→ **Instructions for the task**: Give back the records below exactly, every one, with no pictures.
---------------
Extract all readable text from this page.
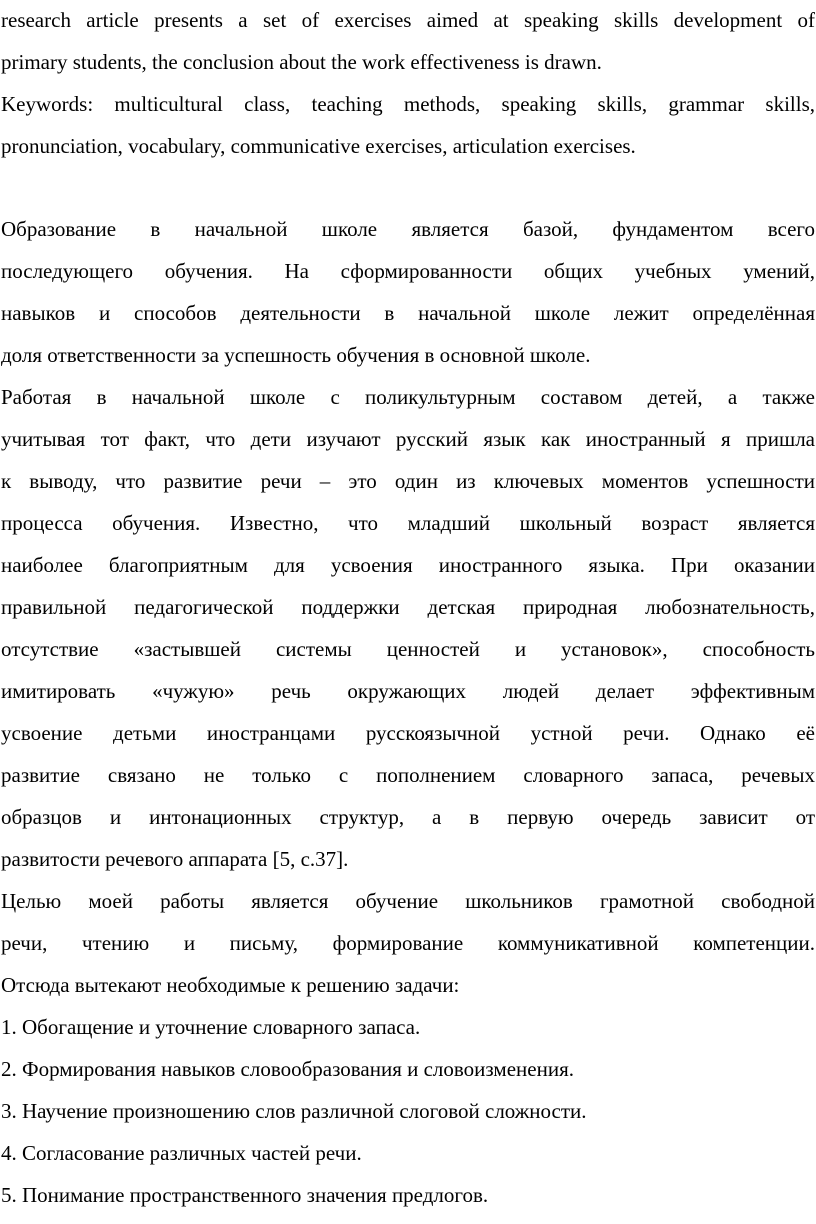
research article presents a set of exercises aimed at speaking skills development of
primary students, the conclusion about the work effectiveness is drawn.
Keywords: multicultural class, teaching methods, speaking skills, grammar skills,
pronunciation, vocabulary, communicative exercises, articulation exercises.
Образование в начальной школе является базой, фундаментом всего
последующего обучения. На сформированности общих учебных умений,
навыков и способов деятельности в начальной школе лежит определённая
доля ответственности за успешность обучения в основной школе.
Работая в начальной школе с поликультурным составом детей, а также
учитывая тот факт, что дети изучают русский язык как иностранный я пришла
к выводу, что развитие речи – это один из ключевых моментов успешности
процесса обучения. Известно, что младший школьный возраст является
наиболее благоприятным для усвоения иностранного языка. При оказании
правильной педагогической поддержки детская природная любознательность,
отсутствие «застывшей системы ценностей и установок», способность
имитировать «чужую» речь окружающих людей делает эффективным
усвоение детьми иностранцами русскоязычной устной речи. Однако её
развитие связано не только с пополнением словарного запаса, речевых
образцов и интонационных структур, а в первую очередь зависит от
развитости речевого аппарата [5, с.37].
Целью моей работы является обучение школьников грамотной свободной
речи, чтению и письму, формирование коммуникативной компетенции.
Отсюда вытекают необходимые к решению задачи:
1. Обогащение и уточнение словарного запаса.
2. Формирования навыков словообразования и словоизменения.
3. Научение произношению слов различной слоговой сложности.
4. Согласование различных частей речи.
5. Понимание пространственного значения предлогов.
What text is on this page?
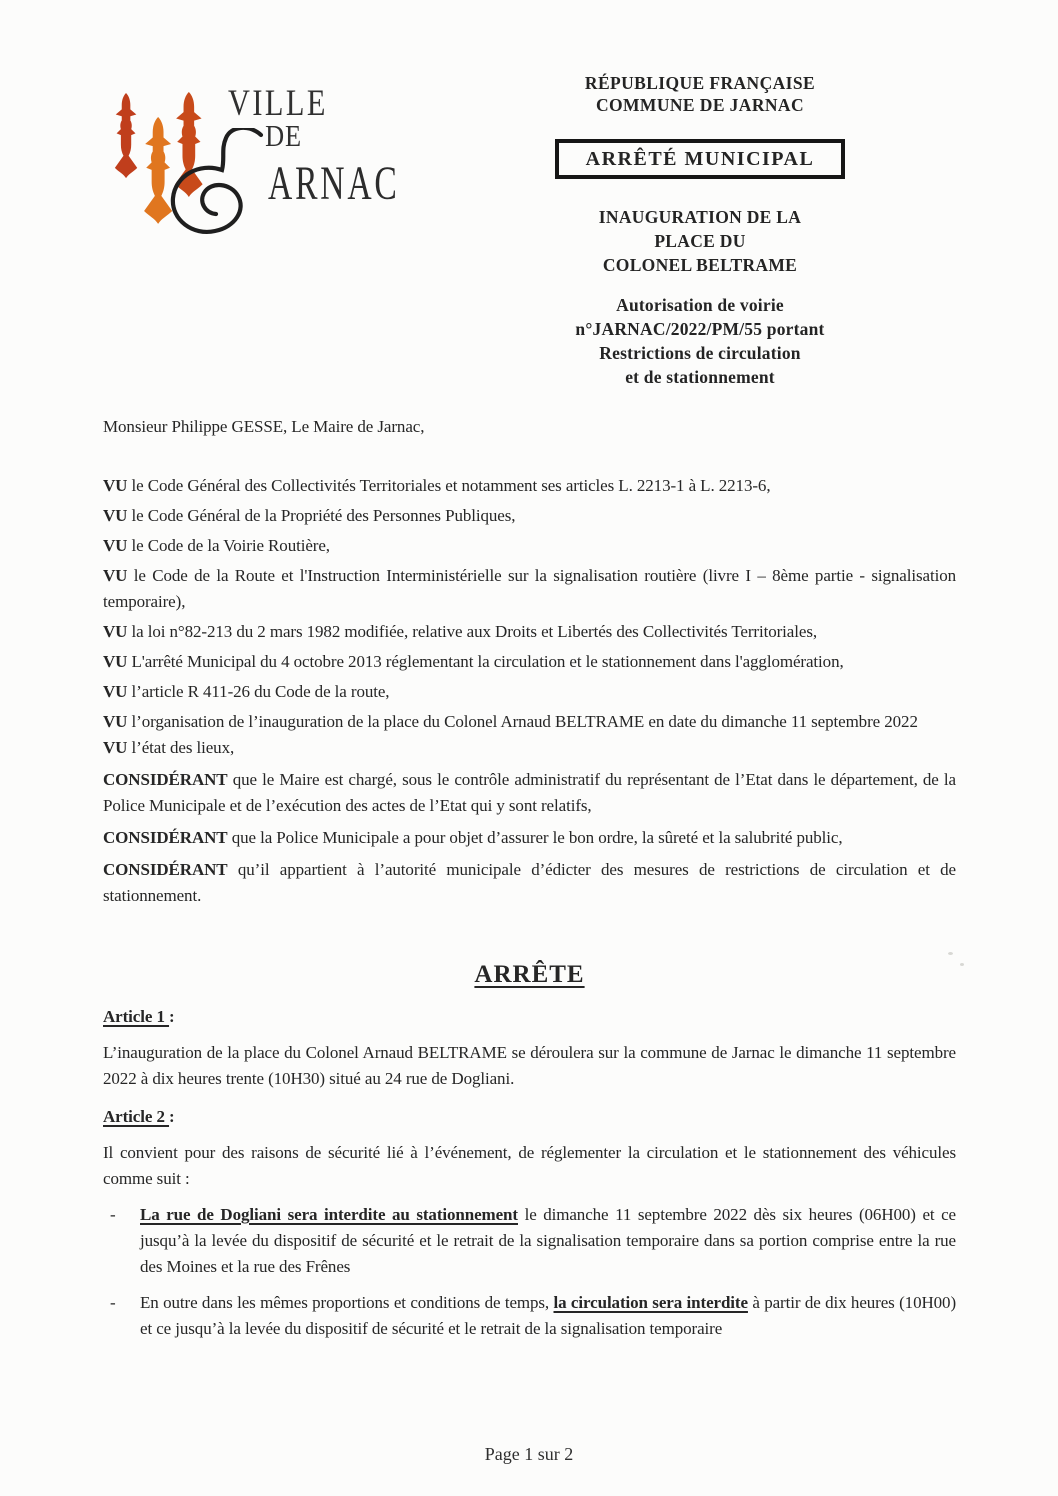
VILLE
DE
ARNAC
RÉPUBLIQUE FRANÇAISE
COMMUNE DE JARNAC
ARRÊTÉ MUNICIPAL
INAUGURATION DE LA
PLACE DU
COLONEL BELTRAME
Autorisation de voirie
n°JARNAC/2022/PM/55 portant
Restrictions de circulation
et de stationnement
Monsieur Philippe GESSE, Le Maire de Jarnac,
VU le Code Général des Collectivités Territoriales et notamment ses articles L. 2213-1 à L. 2213-6,
VU le Code Général de la Propriété des Personnes Publiques,
VU le Code de la Voirie Routière,
VU le Code de la Route et l'Instruction Interministérielle sur la signalisation routière (livre I – 8ème partie - signalisation temporaire),
VU la loi n°82-213 du 2 mars 1982 modifiée, relative aux Droits et Libertés des Collectivités Territoriales,
VU L'arrêté Municipal du 4 octobre 2013 réglementant la circulation et le stationnement dans l'agglomération,
VU l’article R 411-26 du Code de la route,
VU l’organisation de l’inauguration de la place du Colonel Arnaud BELTRAME en date du dimanche 11 septembre 2022
VU l’état des lieux,
CONSIDÉRANT que le Maire est chargé, sous le contrôle administratif du représentant de l’Etat dans le département, de la Police Municipale et de l’exécution des actes de l’Etat qui y sont relatifs,
CONSIDÉRANT que la Police Municipale a pour objet d’assurer le bon ordre, la sûreté et la salubrité public,
CONSIDÉRANT qu’il appartient à l’autorité municipale d’édicter des mesures de restrictions de circulation et de stationnement.
ARRÊTE
Article 1 :
L’inauguration de la place du Colonel Arnaud BELTRAME se déroulera sur la commune de Jarnac le dimanche 11 septembre 2022 à dix heures trente (10H30) situé au 24 rue de Dogliani.
Article 2 :
Il convient pour des raisons de sécurité lié à l’événement, de réglementer la circulation et le stationnement des véhicules comme suit :
- La rue de Dogliani sera interdite au stationnement le dimanche 11 septembre 2022 dès six heures (06H00) et ce jusqu’à la levée du dispositif de sécurité et le retrait de la signalisation temporaire dans sa portion comprise entre la rue des Moines et la rue des Frênes
- En outre dans les mêmes proportions et conditions de temps, la circulation sera interdite à partir de dix heures (10H00) et ce jusqu’à la levée du dispositif de sécurité et le retrait de la signalisation temporaire
Page 1 sur 2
---------------
→ **Expected output**:
Extract all readable text from this page.
research article presents a set of exercises aimed at speaking skills development of
primary students, the conclusion about the work effectiveness is drawn.
Keywords: multicultural class, teaching methods, speaking skills, grammar skills,
pronunciation, vocabulary, communicative exercises, articulation exercises.
Образование в начальной школе является базой, фундаментом всего
последующего обучения. На сформированности общих учебных умений,
навыков и способов деятельности в начальной школе лежит определённая
доля ответственности за успешность обучения в основной школе.
Работая в начальной школе с поликультурным составом детей, а также
учитывая тот факт, что дети изучают русский язык как иностранный я пришла
к выводу, что развитие речи – это один из ключевых моментов успешности
процесса обучения. Известно, что младший школьный возраст является
наиболее благоприятным для усвоения иностранного языка. При оказании
правильной педагогической поддержки детская природная любознательность,
отсутствие «застывшей системы ценностей и установок», способность
имитировать «чужую» речь окружающих людей делает эффективным
усвоение детьми иностранцами русскоязычной устной речи. Однако её
развитие связано не только с пополнением словарного запаса, речевых
образцов и интонационных структур, а в первую очередь зависит от
развитости речевого аппарата [5, с.37].
Целью моей работы является обучение школьников грамотной свободной
речи, чтению и письму, формирование коммуникативной компетенции.
Отсюда вытекают необходимые к решению задачи:
1. Обогащение и уточнение словарного запаса.
2. Формирования навыков словообразования и словоизменения.
3. Научение произношению слов различной слоговой сложности.
4. Согласование различных частей речи.
5. Понимание пространственного значения предлогов.
What text is on this page?
VILLE
DE
ARNAC
RÉPUBLIQUE FRANÇAISE
COMMUNE DE JARNAC
ARRÊTÉ MUNICIPAL
INAUGURATION DE LA
PLACE DU
COLONEL BELTRAME
Autorisation de voirie
n°JARNAC/2022/PM/55 portant
Restrictions de circulation
et de stationnement
Monsieur Philippe GESSE, Le Maire de Jarnac,
VU le Code Général des Collectivités Territoriales et notamment ses articles L. 2213-1 à L. 2213-6,
VU le Code Général de la Propriété des Personnes Publiques,
VU le Code de la Voirie Routière,
VU le Code de la Route et l'Instruction Interministérielle sur la signalisation routière (livre I – 8ème partie - signalisation temporaire),
VU la loi n°82-213 du 2 mars 1982 modifiée, relative aux Droits et Libertés des Collectivités Territoriales,
VU L'arrêté Municipal du 4 octobre 2013 réglementant la circulation et le stationnement dans l'agglomération,
VU l’article R 411-26 du Code de la route,
VU l’organisation de l’inauguration de la place du Colonel Arnaud BELTRAME en date du dimanche 11 septembre 2022
VU l’état des lieux,
CONSIDÉRANT que le Maire est chargé, sous le contrôle administratif du représentant de l’Etat dans le département, de la Police Municipale et de l’exécution des actes de l’Etat qui y sont relatifs,
CONSIDÉRANT que la Police Municipale a pour objet d’assurer le bon ordre, la sûreté et la salubrité public,
CONSIDÉRANT qu’il appartient à l’autorité municipale d’édicter des mesures de restrictions de circulation et de stationnement.
ARRÊTE
Article 1 :
L’inauguration de la place du Colonel Arnaud BELTRAME se déroulera sur la commune de Jarnac le dimanche 11 septembre 2022 à dix heures trente (10H30) situé au 24 rue de Dogliani.
Article 2 :
Il convient pour des raisons de sécurité lié à l’événement, de réglementer la circulation et le stationnement des véhicules comme suit :
- La rue de Dogliani sera interdite au stationnement le dimanche 11 septembre 2022 dès six heures (06H00) et ce jusqu’à la levée du dispositif de sécurité et le retrait de la signalisation temporaire dans sa portion comprise entre la rue des Moines et la rue des Frênes
- En outre dans les mêmes proportions et conditions de temps, la circulation sera interdite à partir de dix heures (10H00) et ce jusqu’à la levée du dispositif de sécurité et le retrait de la signalisation temporaire
Page 1 sur 2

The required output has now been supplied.